## YOUR OBJECTIVE
Reproduce all the lines exactly as they stand, apart from the pictures.
─── SUPPLIED DATA ───
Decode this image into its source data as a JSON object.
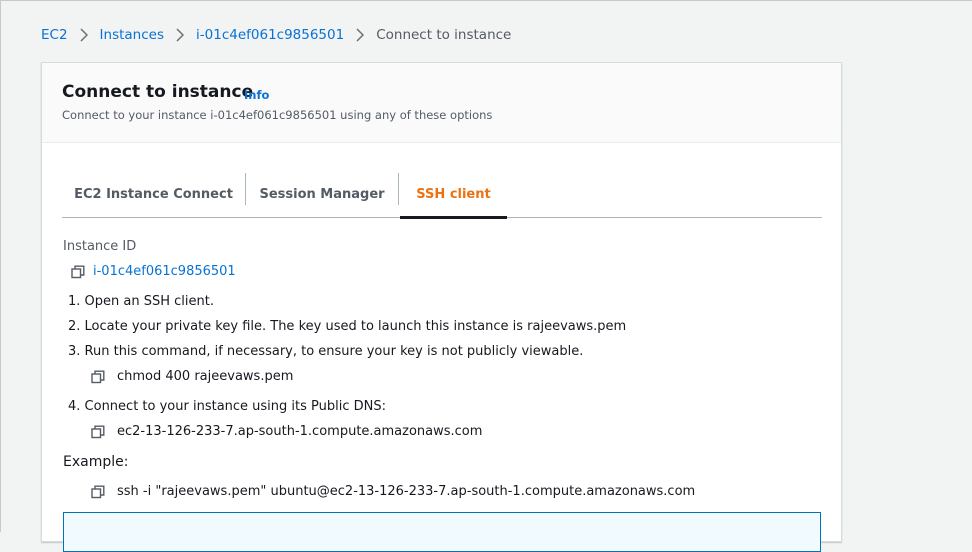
{
  "breadcrumb": {
    "items": [
      "EC2",
      "Instances",
      "i-01c4ef061c9856501"
    ],
    "current": "Connect to instance"
  },
  "panel": {
    "title": "Connect to instance",
    "info": "Info",
    "description": "Connect to your instance i-01c4ef061c9856501 using any of these options"
  },
  "tabs": {
    "items": [
      "EC2 Instance Connect",
      "Session Manager",
      "SSH client"
    ],
    "active": "SSH client"
  },
  "ssh": {
    "instance_id_label": "Instance ID",
    "instance_id": "i-01c4ef061c9856501",
    "step1": "1. Open an SSH client.",
    "step2": "2. Locate your private key file. The key used to launch this instance is rajeevaws.pem",
    "step3": "3. Run this command, if necessary, to ensure your key is not publicly viewable.",
    "chmod_cmd": "chmod 400 rajeevaws.pem",
    "step4": "4. Connect to your instance using its Public DNS:",
    "public_dns": "ec2-13-126-233-7.ap-south-1.compute.amazonaws.com",
    "example_label": "Example:",
    "example_cmd": "ssh -i \"rajeevaws.pem\" ubuntu@ec2-13-126-233-7.ap-south-1.compute.amazonaws.com"
  },
  "colors": {
    "link": "#0972d3",
    "active_tab": "#ec7211",
    "page_bg": "#f2f3f3"
  }
}
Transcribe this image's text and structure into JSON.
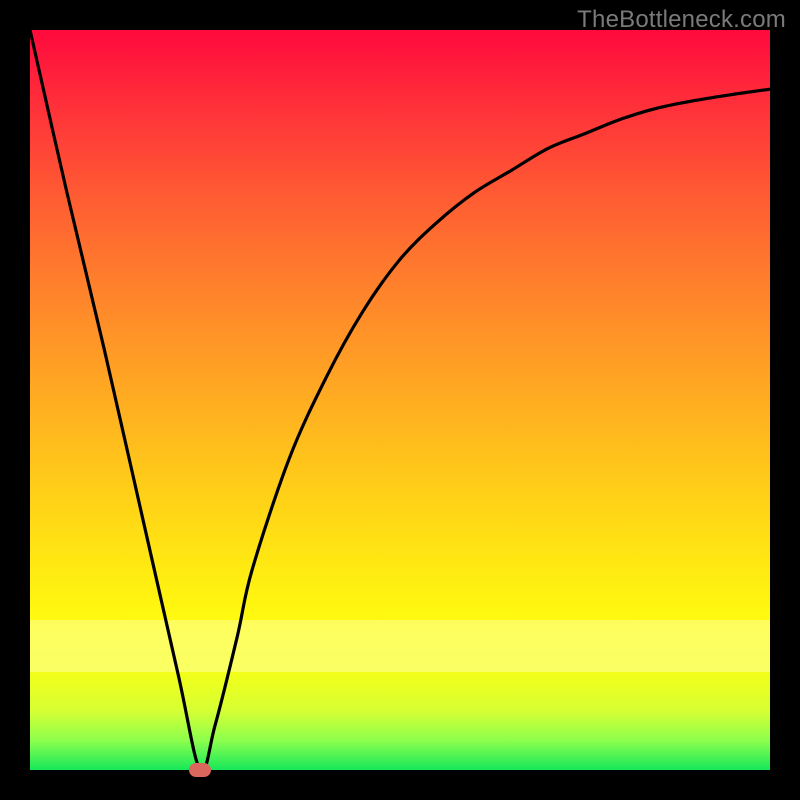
{
  "watermark": "TheBottleneck.com",
  "chart_data": {
    "type": "line",
    "title": "",
    "xlabel": "",
    "ylabel": "",
    "xlim": [
      0,
      100
    ],
    "ylim": [
      0,
      100
    ],
    "grid": false,
    "x": [
      0,
      5,
      10,
      15,
      20,
      23,
      25,
      28,
      30,
      35,
      40,
      45,
      50,
      55,
      60,
      65,
      70,
      75,
      80,
      85,
      90,
      95,
      100
    ],
    "values": [
      100,
      78,
      57,
      35,
      13,
      0,
      6,
      18,
      27,
      42,
      53,
      62,
      69,
      74,
      78,
      81,
      84,
      86,
      88,
      89.5,
      90.5,
      91.3,
      92
    ],
    "marker": {
      "x": 23,
      "y": 0
    }
  },
  "colors": {
    "curve": "#000000",
    "marker": "#d9675e",
    "gradient_top": "#ff0a3c",
    "gradient_bottom": "#16e85a"
  }
}
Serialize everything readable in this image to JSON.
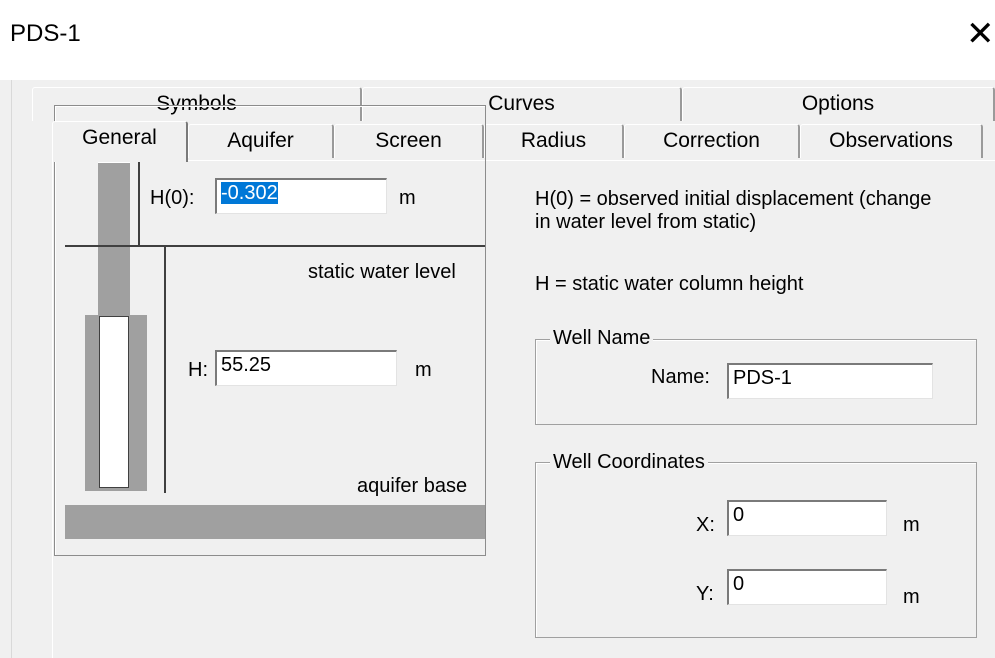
{
  "window": {
    "title": "PDS-1",
    "close_glyph": "✕"
  },
  "tabs": {
    "row1": [
      "Symbols",
      "Curves",
      "Options"
    ],
    "row2": [
      "General",
      "Aquifer",
      "Screen",
      "Radius",
      "Correction",
      "Observations"
    ],
    "active": "General"
  },
  "diagram": {
    "h0_label": "H(0):",
    "h0_value": "-0.302",
    "h0_unit": "m",
    "static_label": "static water level",
    "h_label": "H:",
    "h_value": "55.25",
    "h_unit": "m",
    "base_label": "aquifer base"
  },
  "info": {
    "h0_line1": "H(0) = observed initial displacement (change",
    "h0_line2": "in water level from static)",
    "h_desc": "H = static water column height"
  },
  "well_name": {
    "legend": "Well Name",
    "label": "Name:",
    "value": "PDS-1"
  },
  "well_coordinates": {
    "legend": "Well Coordinates",
    "x_label": "X:",
    "x_value": "0",
    "x_unit": "m",
    "y_label": "Y:",
    "y_value": "0",
    "y_unit": "m"
  },
  "colors": {
    "pipe": "#a0a0a0",
    "selection": "#0078d7",
    "dialog_bg": "#f0f0f0"
  }
}
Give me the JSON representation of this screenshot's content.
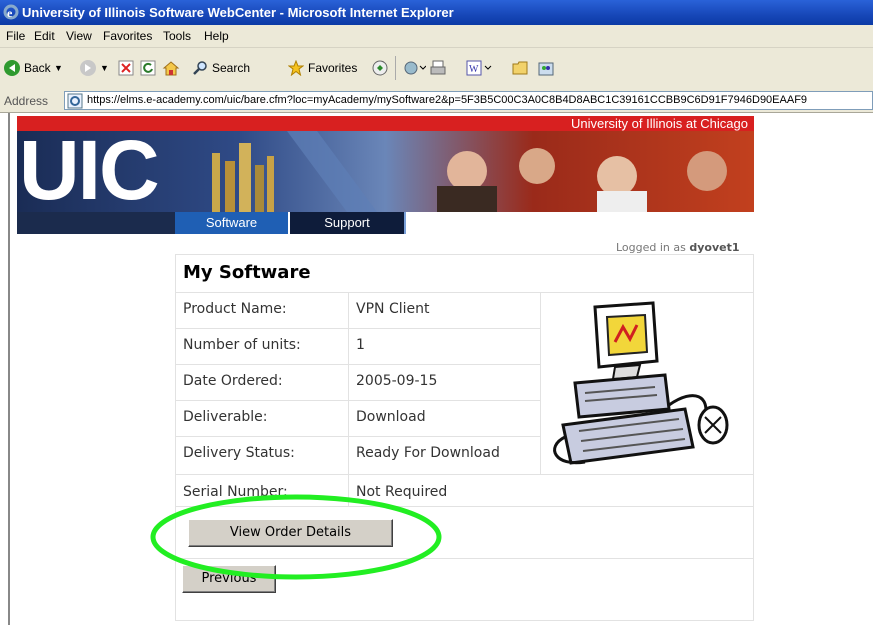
{
  "window": {
    "title": "University of Illinois Software WebCenter - Microsoft Internet Explorer"
  },
  "menu": [
    "File",
    "Edit",
    "View",
    "Favorites",
    "Tools",
    "Help"
  ],
  "toolbar": {
    "back": "Back",
    "search": "Search",
    "favorites": "Favorites"
  },
  "address": {
    "label": "Address",
    "url": "https://elms.e-academy.com/uic/bare.cfm?loc=myAcademy/mySoftware2&p=5F3B5C00C3A0C8B4D8ABC1C39161CCBB9C6D91F7946D90EAAF9"
  },
  "banner": {
    "university": "University of Illinois at Chicago",
    "logo": "UIC"
  },
  "nav": {
    "software": "Software",
    "support": "Support"
  },
  "login": {
    "prefix": "Logged in as",
    "user": "dyovet1"
  },
  "page": {
    "title": "My Software",
    "rows": [
      {
        "label": "Product Name:",
        "value": "VPN Client"
      },
      {
        "label": "Number of units:",
        "value": "1"
      },
      {
        "label": "Date Ordered:",
        "value": "2005-09-15"
      },
      {
        "label": "Deliverable:",
        "value": "Download"
      },
      {
        "label": "Delivery Status:",
        "value": "Ready For Download"
      },
      {
        "label": "Serial Number:",
        "value": "Not Required"
      }
    ],
    "view_order_button": "View Order Details",
    "previous_button": "Previous"
  },
  "colors": {
    "highlight_ellipse": "#22ee22",
    "banner_red": "#d82020",
    "banner_navy": "#1b2b4d"
  },
  "icons": [
    "ie-logo-icon",
    "back-arrow-icon",
    "forward-arrow-icon",
    "stop-icon",
    "refresh-icon",
    "home-icon",
    "search-icon",
    "favorites-star-icon",
    "media-icon",
    "mail-icon",
    "print-icon",
    "edit-icon",
    "folder-icon",
    "messenger-icon",
    "computer-clipart-icon"
  ]
}
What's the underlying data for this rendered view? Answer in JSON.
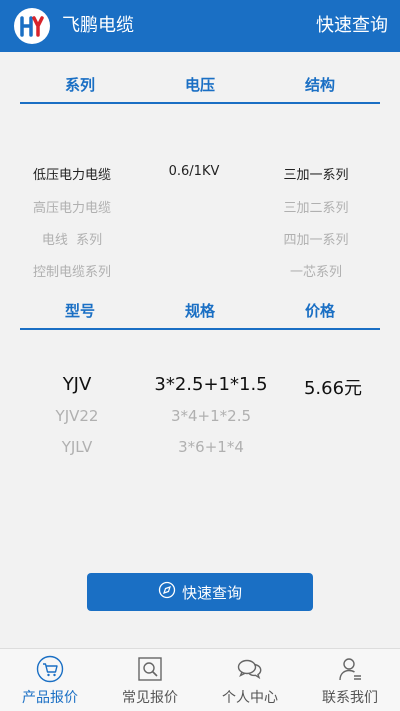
{
  "app": {
    "title": "飞鹏电缆",
    "quick_query": "快速查询",
    "logo_letters": "HY",
    "brand_color": "#1a6fc4",
    "accent_red": "#d8242b"
  },
  "selector1": {
    "headers": [
      "系列",
      "电压",
      "结构"
    ],
    "series": [
      "低压电力电缆",
      "高压电力电缆",
      "电线  系列",
      "控制电缆系列"
    ],
    "voltage": [
      "0.6/1KV"
    ],
    "structure": [
      "三加一系列",
      "三加二系列",
      "四加一系列",
      "一芯系列"
    ]
  },
  "selector2": {
    "headers": [
      "型号",
      "规格",
      "价格"
    ],
    "models": [
      "YJV",
      "YJV22",
      "YJLV"
    ],
    "specs": [
      "3*2.5+1*1.5",
      "3*4+1*2.5",
      "3*6+1*4"
    ],
    "price": "5.66元"
  },
  "query_button": {
    "icon": "compass-icon",
    "label": "快速查询"
  },
  "tabs": [
    {
      "label": "产品报价",
      "icon": "cart-icon",
      "active": true
    },
    {
      "label": "常见报价",
      "icon": "search-doc-icon",
      "active": false
    },
    {
      "label": "个人中心",
      "icon": "chat-bubble-icon",
      "active": false
    },
    {
      "label": "联系我们",
      "icon": "contact-user-icon",
      "active": false
    }
  ]
}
───
## REPLY TO THE TASK
Decode this image into its source data as a JSON object.
{
  "breadcrumb": {
    "items": [
      "EC2",
      "Instances",
      "i-01c4ef061c9856501"
    ],
    "current": "Connect to instance"
  },
  "panel": {
    "title": "Connect to instance",
    "info": "Info",
    "description": "Connect to your instance i-01c4ef061c9856501 using any of these options"
  },
  "tabs": {
    "items": [
      "EC2 Instance Connect",
      "Session Manager",
      "SSH client"
    ],
    "active": "SSH client"
  },
  "ssh": {
    "instance_id_label": "Instance ID",
    "instance_id": "i-01c4ef061c9856501",
    "step1": "1. Open an SSH client.",
    "step2": "2. Locate your private key file. The key used to launch this instance is rajeevaws.pem",
    "step3": "3. Run this command, if necessary, to ensure your key is not publicly viewable.",
    "chmod_cmd": "chmod 400 rajeevaws.pem",
    "step4": "4. Connect to your instance using its Public DNS:",
    "public_dns": "ec2-13-126-233-7.ap-south-1.compute.amazonaws.com",
    "example_label": "Example:",
    "example_cmd": "ssh -i \"rajeevaws.pem\" ubuntu@ec2-13-126-233-7.ap-south-1.compute.amazonaws.com"
  },
  "colors": {
    "link": "#0972d3",
    "active_tab": "#ec7211",
    "page_bg": "#f2f3f3"
  }
}
Transcribe this image's text and structure into JSON.
{
  "watermark": "TheBottleneck.com",
  "chart_data": {
    "type": "line",
    "title": "",
    "xlabel": "",
    "ylabel": "",
    "xlim": [
      0,
      100
    ],
    "ylim": [
      0,
      100
    ],
    "grid": false,
    "x": [
      0,
      5,
      10,
      15,
      20,
      23,
      25,
      28,
      30,
      35,
      40,
      45,
      50,
      55,
      60,
      65,
      70,
      75,
      80,
      85,
      90,
      95,
      100
    ],
    "values": [
      100,
      78,
      57,
      35,
      13,
      0,
      6,
      18,
      27,
      42,
      53,
      62,
      69,
      74,
      78,
      81,
      84,
      86,
      88,
      89.5,
      90.5,
      91.3,
      92
    ],
    "marker": {
      "x": 23,
      "y": 0
    }
  },
  "colors": {
    "curve": "#000000",
    "marker": "#d9675e",
    "gradient_top": "#ff0a3c",
    "gradient_bottom": "#16e85a"
  }
}
Serialize everything readable in this image to JSON.
{
  "window": {
    "title": "PDS-1",
    "close_glyph": "✕"
  },
  "tabs": {
    "row1": [
      "Symbols",
      "Curves",
      "Options"
    ],
    "row2": [
      "General",
      "Aquifer",
      "Screen",
      "Radius",
      "Correction",
      "Observations"
    ],
    "active": "General"
  },
  "diagram": {
    "h0_label": "H(0):",
    "h0_value": "-0.302",
    "h0_unit": "m",
    "static_label": "static water level",
    "h_label": "H:",
    "h_value": "55.25",
    "h_unit": "m",
    "base_label": "aquifer base"
  },
  "info": {
    "h0_line1": "H(0) = observed initial displacement (change",
    "h0_line2": "in water level from static)",
    "h_desc": "H = static water column height"
  },
  "well_name": {
    "legend": "Well Name",
    "label": "Name:",
    "value": "PDS-1"
  },
  "well_coordinates": {
    "legend": "Well Coordinates",
    "x_label": "X:",
    "x_value": "0",
    "x_unit": "m",
    "y_label": "Y:",
    "y_value": "0",
    "y_unit": "m"
  },
  "colors": {
    "pipe": "#a0a0a0",
    "selection": "#0078d7",
    "dialog_bg": "#f0f0f0"
  }
}
Give me the JSON representation of this screenshot's content.
{
  "window": {
    "title": "University of Illinois Software WebCenter - Microsoft Internet Explorer"
  },
  "menu": [
    "File",
    "Edit",
    "View",
    "Favorites",
    "Tools",
    "Help"
  ],
  "toolbar": {
    "back": "Back",
    "search": "Search",
    "favorites": "Favorites"
  },
  "address": {
    "label": "Address",
    "url": "https://elms.e-academy.com/uic/bare.cfm?loc=myAcademy/mySoftware2&p=5F3B5C00C3A0C8B4D8ABC1C39161CCBB9C6D91F7946D90EAAF9"
  },
  "banner": {
    "university": "University of Illinois at Chicago",
    "logo": "UIC"
  },
  "nav": {
    "software": "Software",
    "support": "Support"
  },
  "login": {
    "prefix": "Logged in as",
    "user": "dyovet1"
  },
  "page": {
    "title": "My Software",
    "rows": [
      {
        "label": "Product Name:",
        "value": "VPN Client"
      },
      {
        "label": "Number of units:",
        "value": "1"
      },
      {
        "label": "Date Ordered:",
        "value": "2005-09-15"
      },
      {
        "label": "Deliverable:",
        "value": "Download"
      },
      {
        "label": "Delivery Status:",
        "value": "Ready For Download"
      },
      {
        "label": "Serial Number:",
        "value": "Not Required"
      }
    ],
    "view_order_button": "View Order Details",
    "previous_button": "Previous"
  },
  "colors": {
    "highlight_ellipse": "#22ee22",
    "banner_red": "#d82020",
    "banner_navy": "#1b2b4d"
  },
  "icons": [
    "ie-logo-icon",
    "back-arrow-icon",
    "forward-arrow-icon",
    "stop-icon",
    "refresh-icon",
    "home-icon",
    "search-icon",
    "favorites-star-icon",
    "media-icon",
    "mail-icon",
    "print-icon",
    "edit-icon",
    "folder-icon",
    "messenger-icon",
    "computer-clipart-icon"
  ]
}
What's the underlying data for this rendered view? Answer in JSON.
{
  "app": {
    "title": "飞鹏电缆",
    "quick_query": "快速查询",
    "logo_letters": "HY",
    "brand_color": "#1a6fc4",
    "accent_red": "#d8242b"
  },
  "selector1": {
    "headers": [
      "系列",
      "电压",
      "结构"
    ],
    "series": [
      "低压电力电缆",
      "高压电力电缆",
      "电线  系列",
      "控制电缆系列"
    ],
    "voltage": [
      "0.6/1KV"
    ],
    "structure": [
      "三加一系列",
      "三加二系列",
      "四加一系列",
      "一芯系列"
    ]
  },
  "selector2": {
    "headers": [
      "型号",
      "规格",
      "价格"
    ],
    "models": [
      "YJV",
      "YJV22",
      "YJLV"
    ],
    "specs": [
      "3*2.5+1*1.5",
      "3*4+1*2.5",
      "3*6+1*4"
    ],
    "price": "5.66元"
  },
  "query_button": {
    "icon": "compass-icon",
    "label": "快速查询"
  },
  "tabs": [
    {
      "label": "产品报价",
      "icon": "cart-icon",
      "active": true
    },
    {
      "label": "常见报价",
      "icon": "search-doc-icon",
      "active": false
    },
    {
      "label": "个人中心",
      "icon": "chat-bubble-icon",
      "active": false
    },
    {
      "label": "联系我们",
      "icon": "contact-user-icon",
      "active": false
    }
  ]
}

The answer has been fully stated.